┌────────

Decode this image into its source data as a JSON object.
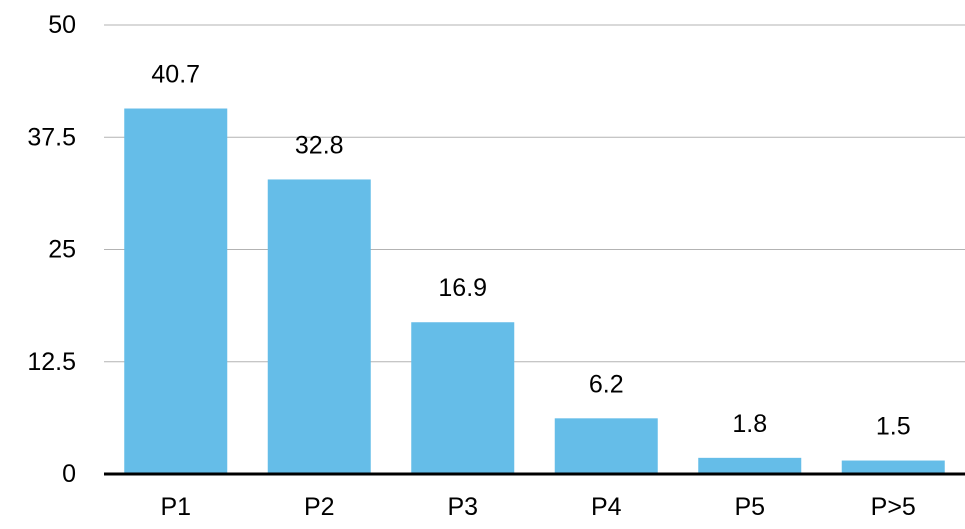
{
  "chart_data": {
    "type": "bar",
    "title": "",
    "xlabel": "",
    "ylabel": "",
    "categories": [
      "P1",
      "P2",
      "P3",
      "P4",
      "P5",
      "P>5"
    ],
    "values": [
      40.7,
      32.8,
      16.9,
      6.2,
      1.8,
      1.5
    ],
    "data_labels": [
      "40.7",
      "32.8",
      "16.9",
      "6.2",
      "1.8",
      "1.5"
    ],
    "ylim": [
      0,
      50
    ],
    "yticks": [
      0,
      12.5,
      25,
      37.5,
      50
    ],
    "ytick_labels": [
      "0",
      "12.5",
      "25",
      "37.5",
      "50"
    ],
    "grid": true,
    "legend": "none",
    "colors": {
      "bar": "#65bde8",
      "grid": "#b3b3b3",
      "axis": "#000000",
      "text": "#000000"
    }
  }
}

└────────

**TASK OBJECTIVE:** Write the material out again exactly as it appears, dropping the pictures.

**RESPONSE TO THE EXERCISE:**
Decode this image into its source data as a JSON object.
{
  "chart_data": {
    "type": "bar",
    "title": "",
    "xlabel": "",
    "ylabel": "",
    "categories": [
      "P1",
      "P2",
      "P3",
      "P4",
      "P5",
      "P>5"
    ],
    "values": [
      40.7,
      32.8,
      16.9,
      6.2,
      1.8,
      1.5
    ],
    "data_labels": [
      "40.7",
      "32.8",
      "16.9",
      "6.2",
      "1.8",
      "1.5"
    ],
    "ylim": [
      0,
      50
    ],
    "yticks": [
      0,
      12.5,
      25,
      37.5,
      50
    ],
    "ytick_labels": [
      "0",
      "12.5",
      "25",
      "37.5",
      "50"
    ],
    "grid": true,
    "legend": "none",
    "colors": {
      "bar": "#65bde8",
      "grid": "#b3b3b3",
      "axis": "#000000",
      "text": "#000000"
    }
  }
}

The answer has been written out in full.